▶ _Given instruction_
Copy out the lines that include the word "suffix".

(Extracted data entries)
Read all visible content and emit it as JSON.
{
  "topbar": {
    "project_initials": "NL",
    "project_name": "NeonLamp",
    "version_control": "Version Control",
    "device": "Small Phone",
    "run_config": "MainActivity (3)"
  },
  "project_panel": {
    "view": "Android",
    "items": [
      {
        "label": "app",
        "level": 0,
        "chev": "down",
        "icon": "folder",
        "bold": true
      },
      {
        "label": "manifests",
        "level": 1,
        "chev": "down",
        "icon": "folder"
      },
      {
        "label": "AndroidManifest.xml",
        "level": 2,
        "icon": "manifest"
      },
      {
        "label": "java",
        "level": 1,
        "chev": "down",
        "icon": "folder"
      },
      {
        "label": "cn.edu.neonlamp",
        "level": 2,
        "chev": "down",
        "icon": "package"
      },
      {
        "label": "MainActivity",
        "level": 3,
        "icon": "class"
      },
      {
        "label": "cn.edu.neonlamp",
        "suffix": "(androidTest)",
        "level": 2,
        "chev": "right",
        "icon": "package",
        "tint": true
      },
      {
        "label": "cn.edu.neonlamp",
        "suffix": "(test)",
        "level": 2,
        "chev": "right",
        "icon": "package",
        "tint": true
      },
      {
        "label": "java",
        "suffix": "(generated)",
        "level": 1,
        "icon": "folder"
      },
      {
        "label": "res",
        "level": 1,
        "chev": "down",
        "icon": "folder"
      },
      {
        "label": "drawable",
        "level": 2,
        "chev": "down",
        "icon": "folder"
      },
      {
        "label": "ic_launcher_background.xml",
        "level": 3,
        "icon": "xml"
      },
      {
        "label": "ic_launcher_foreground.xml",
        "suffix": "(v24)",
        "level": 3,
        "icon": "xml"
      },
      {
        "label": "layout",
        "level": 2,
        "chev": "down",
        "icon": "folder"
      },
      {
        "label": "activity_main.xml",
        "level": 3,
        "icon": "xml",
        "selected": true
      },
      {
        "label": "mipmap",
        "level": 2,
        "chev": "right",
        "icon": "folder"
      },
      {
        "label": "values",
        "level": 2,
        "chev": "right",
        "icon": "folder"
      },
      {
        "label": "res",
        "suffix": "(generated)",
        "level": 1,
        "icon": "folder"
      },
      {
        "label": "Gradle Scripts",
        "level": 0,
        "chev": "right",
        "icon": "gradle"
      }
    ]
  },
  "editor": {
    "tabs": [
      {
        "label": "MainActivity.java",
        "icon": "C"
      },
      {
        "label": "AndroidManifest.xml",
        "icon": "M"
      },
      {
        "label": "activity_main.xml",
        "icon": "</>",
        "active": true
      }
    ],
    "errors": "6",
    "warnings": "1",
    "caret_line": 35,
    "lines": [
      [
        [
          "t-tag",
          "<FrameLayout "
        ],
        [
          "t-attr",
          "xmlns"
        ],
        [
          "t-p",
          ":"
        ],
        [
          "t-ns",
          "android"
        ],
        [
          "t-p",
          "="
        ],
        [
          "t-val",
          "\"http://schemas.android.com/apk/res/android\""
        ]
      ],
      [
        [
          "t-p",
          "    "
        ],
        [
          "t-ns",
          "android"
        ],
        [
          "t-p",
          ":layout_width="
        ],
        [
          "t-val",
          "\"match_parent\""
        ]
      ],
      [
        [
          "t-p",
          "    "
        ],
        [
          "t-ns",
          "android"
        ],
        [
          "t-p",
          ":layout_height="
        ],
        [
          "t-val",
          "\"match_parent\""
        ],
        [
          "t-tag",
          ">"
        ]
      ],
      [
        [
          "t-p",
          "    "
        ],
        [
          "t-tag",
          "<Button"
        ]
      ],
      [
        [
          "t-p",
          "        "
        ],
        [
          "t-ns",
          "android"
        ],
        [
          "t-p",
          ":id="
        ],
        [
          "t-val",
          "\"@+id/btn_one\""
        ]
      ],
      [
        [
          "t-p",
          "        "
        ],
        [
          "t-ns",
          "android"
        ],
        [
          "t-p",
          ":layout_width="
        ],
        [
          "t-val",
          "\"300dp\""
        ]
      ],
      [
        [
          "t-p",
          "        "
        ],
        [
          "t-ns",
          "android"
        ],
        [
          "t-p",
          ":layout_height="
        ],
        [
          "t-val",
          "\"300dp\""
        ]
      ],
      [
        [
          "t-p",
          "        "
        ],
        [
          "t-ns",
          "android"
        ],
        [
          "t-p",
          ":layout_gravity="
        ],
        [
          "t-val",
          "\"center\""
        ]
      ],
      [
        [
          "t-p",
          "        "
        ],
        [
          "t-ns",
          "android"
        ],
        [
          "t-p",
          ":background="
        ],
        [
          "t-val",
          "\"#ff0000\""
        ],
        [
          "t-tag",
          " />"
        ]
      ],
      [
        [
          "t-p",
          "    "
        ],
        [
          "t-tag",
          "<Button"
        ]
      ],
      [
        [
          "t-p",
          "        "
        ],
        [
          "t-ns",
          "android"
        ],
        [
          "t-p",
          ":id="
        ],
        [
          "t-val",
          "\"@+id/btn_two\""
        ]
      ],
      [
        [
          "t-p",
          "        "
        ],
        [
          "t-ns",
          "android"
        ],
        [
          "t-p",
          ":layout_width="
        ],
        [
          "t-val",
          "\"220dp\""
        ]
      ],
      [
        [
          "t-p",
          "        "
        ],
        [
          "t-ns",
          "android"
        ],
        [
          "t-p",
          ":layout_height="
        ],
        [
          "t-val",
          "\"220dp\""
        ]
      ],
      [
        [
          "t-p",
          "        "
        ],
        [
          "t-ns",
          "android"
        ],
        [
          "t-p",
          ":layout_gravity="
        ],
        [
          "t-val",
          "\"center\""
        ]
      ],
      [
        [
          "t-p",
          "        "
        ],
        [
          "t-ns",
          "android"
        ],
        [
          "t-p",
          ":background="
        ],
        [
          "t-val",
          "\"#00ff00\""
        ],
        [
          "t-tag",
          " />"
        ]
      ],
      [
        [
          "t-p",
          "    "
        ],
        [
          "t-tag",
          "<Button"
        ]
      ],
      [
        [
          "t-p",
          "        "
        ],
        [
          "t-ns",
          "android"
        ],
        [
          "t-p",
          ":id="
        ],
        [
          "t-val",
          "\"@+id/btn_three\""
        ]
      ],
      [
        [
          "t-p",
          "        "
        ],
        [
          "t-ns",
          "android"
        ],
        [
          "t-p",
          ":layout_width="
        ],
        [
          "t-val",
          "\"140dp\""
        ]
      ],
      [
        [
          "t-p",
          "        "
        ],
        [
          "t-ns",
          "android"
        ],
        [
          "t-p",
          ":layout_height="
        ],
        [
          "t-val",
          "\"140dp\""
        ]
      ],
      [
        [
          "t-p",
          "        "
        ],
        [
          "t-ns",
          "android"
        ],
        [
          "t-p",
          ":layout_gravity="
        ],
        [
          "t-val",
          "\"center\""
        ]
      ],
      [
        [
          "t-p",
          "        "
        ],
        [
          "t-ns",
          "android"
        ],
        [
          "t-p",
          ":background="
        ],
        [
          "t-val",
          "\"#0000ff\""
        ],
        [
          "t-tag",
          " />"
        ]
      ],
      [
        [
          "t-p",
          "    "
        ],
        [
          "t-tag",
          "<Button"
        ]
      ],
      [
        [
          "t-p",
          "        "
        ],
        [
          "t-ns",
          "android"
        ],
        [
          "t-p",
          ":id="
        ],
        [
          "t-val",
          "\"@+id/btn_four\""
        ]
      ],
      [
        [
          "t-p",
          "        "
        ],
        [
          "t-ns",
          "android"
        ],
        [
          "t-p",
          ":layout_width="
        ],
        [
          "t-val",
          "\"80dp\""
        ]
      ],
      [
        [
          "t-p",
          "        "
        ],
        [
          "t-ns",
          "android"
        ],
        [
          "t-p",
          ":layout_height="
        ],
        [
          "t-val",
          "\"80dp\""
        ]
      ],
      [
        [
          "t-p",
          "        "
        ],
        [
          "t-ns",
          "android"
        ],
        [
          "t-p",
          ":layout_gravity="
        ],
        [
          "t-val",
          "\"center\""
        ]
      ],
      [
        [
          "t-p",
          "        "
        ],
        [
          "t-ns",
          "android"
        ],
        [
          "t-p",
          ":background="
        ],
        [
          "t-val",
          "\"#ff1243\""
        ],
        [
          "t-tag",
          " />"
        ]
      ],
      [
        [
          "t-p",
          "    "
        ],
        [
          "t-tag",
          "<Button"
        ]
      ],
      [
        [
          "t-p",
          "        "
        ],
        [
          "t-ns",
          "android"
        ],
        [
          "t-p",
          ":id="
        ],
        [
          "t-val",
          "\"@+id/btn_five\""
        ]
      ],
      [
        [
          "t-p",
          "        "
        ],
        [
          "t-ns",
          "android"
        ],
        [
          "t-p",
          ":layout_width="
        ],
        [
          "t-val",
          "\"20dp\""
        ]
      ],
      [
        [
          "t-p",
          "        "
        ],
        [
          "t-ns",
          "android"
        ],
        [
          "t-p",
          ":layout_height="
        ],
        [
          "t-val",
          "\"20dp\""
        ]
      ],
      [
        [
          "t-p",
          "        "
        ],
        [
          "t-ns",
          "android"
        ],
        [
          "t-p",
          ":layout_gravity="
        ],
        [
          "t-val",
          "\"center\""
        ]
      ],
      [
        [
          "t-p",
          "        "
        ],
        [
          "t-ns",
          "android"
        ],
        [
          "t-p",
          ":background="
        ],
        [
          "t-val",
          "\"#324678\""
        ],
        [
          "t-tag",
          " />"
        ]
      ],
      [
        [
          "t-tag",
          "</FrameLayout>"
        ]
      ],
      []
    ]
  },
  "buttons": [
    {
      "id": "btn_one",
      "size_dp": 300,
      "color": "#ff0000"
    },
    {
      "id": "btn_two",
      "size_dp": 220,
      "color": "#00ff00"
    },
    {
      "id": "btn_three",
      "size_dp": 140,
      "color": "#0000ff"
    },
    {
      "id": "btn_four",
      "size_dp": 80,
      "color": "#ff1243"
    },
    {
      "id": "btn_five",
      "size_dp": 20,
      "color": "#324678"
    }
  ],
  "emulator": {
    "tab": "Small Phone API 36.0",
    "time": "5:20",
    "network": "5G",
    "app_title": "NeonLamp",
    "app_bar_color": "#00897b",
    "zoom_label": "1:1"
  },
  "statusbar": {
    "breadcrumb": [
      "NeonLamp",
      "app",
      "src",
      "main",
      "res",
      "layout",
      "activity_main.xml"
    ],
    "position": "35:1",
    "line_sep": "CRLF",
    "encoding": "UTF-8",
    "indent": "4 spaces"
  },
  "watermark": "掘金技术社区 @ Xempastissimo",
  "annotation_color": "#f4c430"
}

▶ _Answer to this problem_
        "suffix": "(androidTest)",
        "suffix": "(test)",
        "suffix": "(generated)",
        "suffix": "(v24)",
        "suffix": "(generated)",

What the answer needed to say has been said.